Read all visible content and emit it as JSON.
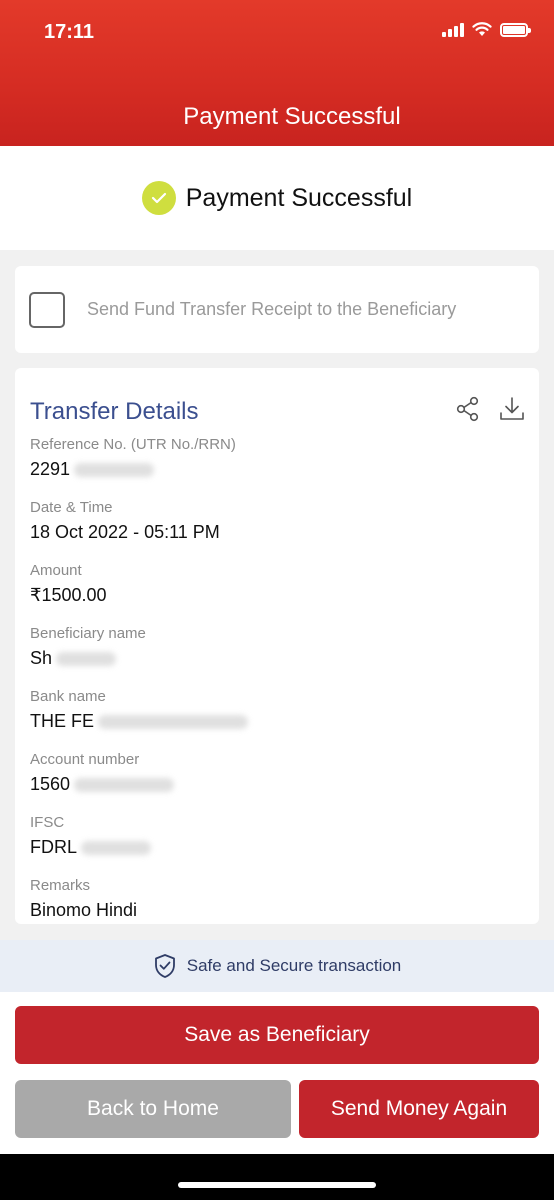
{
  "status_bar": {
    "time": "17:11"
  },
  "header": {
    "title": "Payment Successful"
  },
  "success": {
    "text": "Payment Successful"
  },
  "receipt": {
    "label": "Send Fund Transfer Receipt to the Beneficiary",
    "checked": false
  },
  "transfer_details": {
    "title": "Transfer Details",
    "fields": [
      {
        "label": "Reference No. (UTR No./RRN)",
        "value": "2291"
      },
      {
        "label": "Date & Time",
        "value": "18 Oct 2022 - 05:11 PM"
      },
      {
        "label": "Amount",
        "value": "₹1500.00"
      },
      {
        "label": "Beneficiary name",
        "value": "Sh"
      },
      {
        "label": "Bank name",
        "value": "THE FE"
      },
      {
        "label": "Account number",
        "value": "1560"
      },
      {
        "label": "IFSC",
        "value": "FDRL"
      },
      {
        "label": "Remarks",
        "value": "Binomo Hindi"
      }
    ]
  },
  "secure": {
    "text": "Safe and Secure transaction"
  },
  "buttons": {
    "save_beneficiary": "Save as Beneficiary",
    "back_home": "Back to Home",
    "send_again": "Send Money Again"
  },
  "colors": {
    "brand_red": "#c2252c",
    "header_red": "#d52c23",
    "title_blue": "#3b4f8f",
    "check_green": "#cfde3f"
  },
  "icons": [
    "wifi-icon",
    "signal-icon",
    "battery-icon",
    "check-icon",
    "share-icon",
    "download-icon",
    "shield-check-icon"
  ]
}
==*==
**TO DO:** Leave out the pictures and retype every line above exactly.

**RESPONSE:**
Read all visible content and emit it as JSON.
{
  "status_bar": {
    "time": "17:11"
  },
  "header": {
    "title": "Payment Successful"
  },
  "success": {
    "text": "Payment Successful"
  },
  "receipt": {
    "label": "Send Fund Transfer Receipt to the Beneficiary",
    "checked": false
  },
  "transfer_details": {
    "title": "Transfer Details",
    "fields": [
      {
        "label": "Reference No. (UTR No./RRN)",
        "value": "2291"
      },
      {
        "label": "Date & Time",
        "value": "18 Oct 2022 - 05:11 PM"
      },
      {
        "label": "Amount",
        "value": "₹1500.00"
      },
      {
        "label": "Beneficiary name",
        "value": "Sh"
      },
      {
        "label": "Bank name",
        "value": "THE FE"
      },
      {
        "label": "Account number",
        "value": "1560"
      },
      {
        "label": "IFSC",
        "value": "FDRL"
      },
      {
        "label": "Remarks",
        "value": "Binomo Hindi"
      }
    ]
  },
  "secure": {
    "text": "Safe and Secure transaction"
  },
  "buttons": {
    "save_beneficiary": "Save as Beneficiary",
    "back_home": "Back to Home",
    "send_again": "Send Money Again"
  },
  "colors": {
    "brand_red": "#c2252c",
    "header_red": "#d52c23",
    "title_blue": "#3b4f8f",
    "check_green": "#cfde3f"
  },
  "icons": [
    "wifi-icon",
    "signal-icon",
    "battery-icon",
    "check-icon",
    "share-icon",
    "download-icon",
    "shield-check-icon"
  ]
}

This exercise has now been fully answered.